-- Given exercise --
Extract the listing below in full, unchanged.

-- Source data --
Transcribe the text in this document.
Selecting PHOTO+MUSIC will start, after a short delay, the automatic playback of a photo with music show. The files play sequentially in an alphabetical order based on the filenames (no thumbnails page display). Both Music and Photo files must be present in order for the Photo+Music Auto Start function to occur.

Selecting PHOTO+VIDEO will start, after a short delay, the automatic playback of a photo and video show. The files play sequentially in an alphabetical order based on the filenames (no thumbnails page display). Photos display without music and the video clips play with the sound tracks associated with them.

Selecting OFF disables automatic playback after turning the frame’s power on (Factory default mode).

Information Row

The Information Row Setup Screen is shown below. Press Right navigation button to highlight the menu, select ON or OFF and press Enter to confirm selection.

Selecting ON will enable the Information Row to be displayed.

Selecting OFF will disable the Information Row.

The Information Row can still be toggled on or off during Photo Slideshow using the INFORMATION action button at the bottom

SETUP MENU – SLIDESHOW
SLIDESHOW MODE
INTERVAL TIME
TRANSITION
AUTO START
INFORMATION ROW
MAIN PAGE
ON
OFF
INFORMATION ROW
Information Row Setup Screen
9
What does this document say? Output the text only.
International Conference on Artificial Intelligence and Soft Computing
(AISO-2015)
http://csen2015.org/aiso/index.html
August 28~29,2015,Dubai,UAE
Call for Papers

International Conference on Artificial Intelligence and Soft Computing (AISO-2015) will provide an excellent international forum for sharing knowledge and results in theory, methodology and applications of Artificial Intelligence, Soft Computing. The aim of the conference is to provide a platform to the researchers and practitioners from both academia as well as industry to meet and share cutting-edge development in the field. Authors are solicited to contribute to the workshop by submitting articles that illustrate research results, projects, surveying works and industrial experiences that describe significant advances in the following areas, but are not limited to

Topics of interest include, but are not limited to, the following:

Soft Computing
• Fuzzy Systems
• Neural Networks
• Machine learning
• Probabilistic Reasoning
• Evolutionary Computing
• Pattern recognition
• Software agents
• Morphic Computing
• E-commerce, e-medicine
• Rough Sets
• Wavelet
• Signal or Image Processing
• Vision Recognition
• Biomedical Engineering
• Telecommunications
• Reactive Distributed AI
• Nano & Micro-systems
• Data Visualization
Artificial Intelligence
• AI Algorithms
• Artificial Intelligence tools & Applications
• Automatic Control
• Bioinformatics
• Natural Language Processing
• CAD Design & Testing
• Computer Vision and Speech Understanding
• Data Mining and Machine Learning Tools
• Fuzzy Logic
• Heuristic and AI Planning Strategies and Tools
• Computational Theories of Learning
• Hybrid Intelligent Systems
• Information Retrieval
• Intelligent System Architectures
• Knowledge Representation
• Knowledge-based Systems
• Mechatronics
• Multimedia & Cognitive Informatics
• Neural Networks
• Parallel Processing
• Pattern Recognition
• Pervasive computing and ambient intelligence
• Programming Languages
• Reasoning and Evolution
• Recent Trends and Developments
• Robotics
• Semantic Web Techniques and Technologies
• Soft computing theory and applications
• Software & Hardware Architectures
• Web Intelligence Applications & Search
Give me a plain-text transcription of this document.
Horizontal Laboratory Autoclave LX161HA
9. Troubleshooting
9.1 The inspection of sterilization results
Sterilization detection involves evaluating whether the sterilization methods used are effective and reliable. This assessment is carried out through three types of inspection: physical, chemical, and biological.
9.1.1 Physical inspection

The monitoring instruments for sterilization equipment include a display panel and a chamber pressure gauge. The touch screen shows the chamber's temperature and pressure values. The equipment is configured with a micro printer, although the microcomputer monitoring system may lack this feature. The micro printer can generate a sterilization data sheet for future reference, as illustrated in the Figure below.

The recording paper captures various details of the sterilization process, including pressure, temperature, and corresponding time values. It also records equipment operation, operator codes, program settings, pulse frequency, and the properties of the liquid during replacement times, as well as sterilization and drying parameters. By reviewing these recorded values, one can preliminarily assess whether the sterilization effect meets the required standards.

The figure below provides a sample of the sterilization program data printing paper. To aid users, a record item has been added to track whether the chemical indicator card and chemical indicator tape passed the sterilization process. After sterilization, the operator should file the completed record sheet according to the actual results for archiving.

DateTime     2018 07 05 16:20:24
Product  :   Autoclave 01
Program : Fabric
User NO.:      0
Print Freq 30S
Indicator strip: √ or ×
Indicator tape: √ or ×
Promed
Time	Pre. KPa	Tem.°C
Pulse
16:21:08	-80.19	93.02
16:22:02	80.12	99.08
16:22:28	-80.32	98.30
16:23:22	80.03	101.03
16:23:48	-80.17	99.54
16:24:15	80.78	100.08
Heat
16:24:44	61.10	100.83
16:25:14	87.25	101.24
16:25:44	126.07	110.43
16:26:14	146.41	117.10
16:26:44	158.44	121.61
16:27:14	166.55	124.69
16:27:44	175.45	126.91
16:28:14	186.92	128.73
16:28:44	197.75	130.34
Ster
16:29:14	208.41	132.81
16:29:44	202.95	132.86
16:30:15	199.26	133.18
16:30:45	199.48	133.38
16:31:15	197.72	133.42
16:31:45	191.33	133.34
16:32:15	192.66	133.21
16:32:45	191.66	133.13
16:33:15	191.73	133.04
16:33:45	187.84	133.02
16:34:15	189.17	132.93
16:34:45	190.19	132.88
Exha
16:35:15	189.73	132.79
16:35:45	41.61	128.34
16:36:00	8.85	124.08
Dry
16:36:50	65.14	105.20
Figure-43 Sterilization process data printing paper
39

-- The output --
Transcribe the text in this document.
Selecting PHOTO+MUSIC will start, after a short delay, the automatic playback of a photo with music show. The files play sequentially in an alphabetical order based on the filenames (no thumbnails page display). Both Music and Photo files must be present in order for the Photo+Music Auto Start function to occur.

Selecting PHOTO+VIDEO will start, after a short delay, the automatic playback of a photo and video show. The files play sequentially in an alphabetical order based on the filenames (no thumbnails page display). Photos display without music and the video clips play with the sound tracks associated with them.

Selecting OFF disables automatic playback after turning the frame’s power on (Factory default mode).

Information Row

The Information Row Setup Screen is shown below. Press Right navigation button to highlight the menu, select ON or OFF and press Enter to confirm selection.

Selecting ON will enable the Information Row to be displayed.

Selecting OFF will disable the Information Row.

The Information Row can still be toggled on or off during Photo Slideshow using the INFORMATION action button at the bottom

SETUP MENU – SLIDESHOW
SLIDESHOW MODE
INTERVAL TIME
TRANSITION
AUTO START
INFORMATION ROW
MAIN PAGE
ON
OFF
INFORMATION ROW
Information Row Setup Screen
9
What does this document say? Output the text only.
International Conference on Artificial Intelligence and Soft Computing
(AISO-2015)
http://csen2015.org/aiso/index.html
August 28~29,2015,Dubai,UAE
Call for Papers

International Conference on Artificial Intelligence and Soft Computing (AISO-2015) will provide an excellent international forum for sharing knowledge and results in theory, methodology and applications of Artificial Intelligence, Soft Computing. The aim of the conference is to provide a platform to the researchers and practitioners from both academia as well as industry to meet and share cutting-edge development in the field. Authors are solicited to contribute to the workshop by submitting articles that illustrate research results, projects, surveying works and industrial experiences that describe significant advances in the following areas, but are not limited to

Topics of interest include, but are not limited to, the following:

Soft Computing
• Fuzzy Systems
• Neural Networks
• Machine learning
• Probabilistic Reasoning
• Evolutionary Computing
• Pattern recognition
• Software agents
• Morphic Computing
• E-commerce, e-medicine
• Rough Sets
• Wavelet
• Signal or Image Processing
• Vision Recognition
• Biomedical Engineering
• Telecommunications
• Reactive Distributed AI
• Nano & Micro-systems
• Data Visualization
Artificial Intelligence
• AI Algorithms
• Artificial Intelligence tools & Applications
• Automatic Control
• Bioinformatics
• Natural Language Processing
• CAD Design & Testing
• Computer Vision and Speech Understanding
• Data Mining and Machine Learning Tools
• Fuzzy Logic
• Heuristic and AI Planning Strategies and Tools
• Computational Theories of Learning
• Hybrid Intelligent Systems
• Information Retrieval
• Intelligent System Architectures
• Knowledge Representation
• Knowledge-based Systems
• Mechatronics
• Multimedia & Cognitive Informatics
• Neural Networks
• Parallel Processing
• Pattern Recognition
• Pervasive computing and ambient intelligence
• Programming Languages
• Reasoning and Evolution
• Recent Trends and Developments
• Robotics
• Semantic Web Techniques and Technologies
• Soft computing theory and applications
• Software & Hardware Architectures
• Web Intelligence Applications & Search
Give me a plain-text transcription of this document.
Horizontal Laboratory Autoclave LX161HA
9. Troubleshooting
9.1 The inspection of sterilization results
Sterilization detection involves evaluating whether the sterilization methods used are effective and reliable. This assessment is carried out through three types of inspection: physical, chemical, and biological.
9.1.1 Physical inspection

The monitoring instruments for sterilization equipment include a display panel and a chamber pressure gauge. The touch screen shows the chamber's temperature and pressure values. The equipment is configured with a micro printer, although the microcomputer monitoring system may lack this feature. The micro printer can generate a sterilization data sheet for future reference, as illustrated in the Figure below.

The recording paper captures various details of the sterilization process, including pressure, temperature, and corresponding time values. It also records equipment operation, operator codes, program settings, pulse frequency, and the properties of the liquid during replacement times, as well as sterilization and drying parameters. By reviewing these recorded values, one can preliminarily assess whether the sterilization effect meets the required standards.

The figure below provides a sample of the sterilization program data printing paper. To aid users, a record item has been added to track whether the chemical indicator card and chemical indicator tape passed the sterilization process. After sterilization, the operator should file the completed record sheet according to the actual results for archiving.

DateTime     2018 07 05 16:20:24
Product  :   Autoclave 01
Program : Fabric
User NO.:      0
Print Freq 30S
Indicator strip: √ or ×
Indicator tape: √ or ×
Promed
Time	Pre. KPa	Tem.°C
Pulse
16:21:08	-80.19	93.02
16:22:02	80.12	99.08
16:22:28	-80.32	98.30
16:23:22	80.03	101.03
16:23:48	-80.17	99.54
16:24:15	80.78	100.08
Heat
16:24:44	61.10	100.83
16:25:14	87.25	101.24
16:25:44	126.07	110.43
16:26:14	146.41	117.10
16:26:44	158.44	121.61
16:27:14	166.55	124.69
16:27:44	175.45	126.91
16:28:14	186.92	128.73
16:28:44	197.75	130.34
Ster
16:29:14	208.41	132.81
16:29:44	202.95	132.86
16:30:15	199.26	133.18
16:30:45	199.48	133.38
16:31:15	197.72	133.42
16:31:45	191.33	133.34
16:32:15	192.66	133.21
16:32:45	191.66	133.13
16:33:15	191.73	133.04
16:33:45	187.84	133.02
16:34:15	189.17	132.93
16:34:45	190.19	132.88
Exha
16:35:15	189.73	132.79
16:35:45	41.61	128.34
16:36:00	8.85	124.08
Dry
16:36:50	65.14	105.20
Figure-43 Sterilization process data printing paper
39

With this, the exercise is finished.